-- start of STORED DATA --

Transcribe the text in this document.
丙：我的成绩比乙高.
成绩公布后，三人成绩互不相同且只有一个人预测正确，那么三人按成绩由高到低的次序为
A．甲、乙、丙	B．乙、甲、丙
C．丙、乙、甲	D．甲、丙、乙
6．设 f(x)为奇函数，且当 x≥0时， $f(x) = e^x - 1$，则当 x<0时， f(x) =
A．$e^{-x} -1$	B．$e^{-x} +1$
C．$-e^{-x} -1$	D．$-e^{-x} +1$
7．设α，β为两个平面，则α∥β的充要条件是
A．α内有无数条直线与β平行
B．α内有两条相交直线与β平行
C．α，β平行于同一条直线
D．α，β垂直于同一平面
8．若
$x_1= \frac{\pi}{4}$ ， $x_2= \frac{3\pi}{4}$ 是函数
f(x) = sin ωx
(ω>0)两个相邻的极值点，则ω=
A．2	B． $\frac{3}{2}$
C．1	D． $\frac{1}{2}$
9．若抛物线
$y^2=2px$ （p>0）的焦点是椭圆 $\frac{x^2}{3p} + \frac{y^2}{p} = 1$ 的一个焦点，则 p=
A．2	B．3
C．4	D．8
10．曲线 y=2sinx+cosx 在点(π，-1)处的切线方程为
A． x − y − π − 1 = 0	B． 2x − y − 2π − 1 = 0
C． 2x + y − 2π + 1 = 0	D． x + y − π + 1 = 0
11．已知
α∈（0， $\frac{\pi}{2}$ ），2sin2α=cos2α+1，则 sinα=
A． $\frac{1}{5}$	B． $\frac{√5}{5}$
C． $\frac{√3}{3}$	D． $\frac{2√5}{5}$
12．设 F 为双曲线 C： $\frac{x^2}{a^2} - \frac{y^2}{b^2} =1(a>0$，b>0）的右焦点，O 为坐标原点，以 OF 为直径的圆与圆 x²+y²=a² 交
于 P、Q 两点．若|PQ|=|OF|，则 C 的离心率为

-- end of STORED DATA --

- **DIRECTIVE**: Print the records once more, exactly as they were given.

- **REPLY**:
Transcribe the text in this document.
丙：我的成绩比乙高.
成绩公布后，三人成绩互不相同且只有一个人预测正确，那么三人按成绩由高到低的次序为
A．甲、乙、丙	B．乙、甲、丙
C．丙、乙、甲	D．甲、丙、乙
6．设 f(x)为奇函数，且当 x≥0时， $f(x) = e^x - 1$，则当 x<0时， f(x) =
A．$e^{-x} -1$	B．$e^{-x} +1$
C．$-e^{-x} -1$	D．$-e^{-x} +1$
7．设α，β为两个平面，则α∥β的充要条件是
A．α内有无数条直线与β平行
B．α内有两条相交直线与β平行
C．α，β平行于同一条直线
D．α，β垂直于同一平面
8．若
$x_1= \frac{\pi}{4}$ ， $x_2= \frac{3\pi}{4}$ 是函数
f(x) = sin ωx
(ω>0)两个相邻的极值点，则ω=
A．2	B． $\frac{3}{2}$
C．1	D． $\frac{1}{2}$
9．若抛物线
$y^2=2px$ （p>0）的焦点是椭圆 $\frac{x^2}{3p} + \frac{y^2}{p} = 1$ 的一个焦点，则 p=
A．2	B．3
C．4	D．8
10．曲线 y=2sinx+cosx 在点(π，-1)处的切线方程为
A． x − y − π − 1 = 0	B． 2x − y − 2π − 1 = 0
C． 2x + y − 2π + 1 = 0	D． x + y − π + 1 = 0
11．已知
α∈（0， $\frac{\pi}{2}$ ），2sin2α=cos2α+1，则 sinα=
A． $\frac{1}{5}$	B． $\frac{√5}{5}$
C． $\frac{√3}{3}$	D． $\frac{2√5}{5}$
12．设 F 为双曲线 C： $\frac{x^2}{a^2} - \frac{y^2}{b^2} =1(a>0$，b>0）的右焦点，O 为坐标原点，以 OF 为直径的圆与圆 x²+y²=a² 交
于 P、Q 两点．若|PQ|=|OF|，则 C 的离心率为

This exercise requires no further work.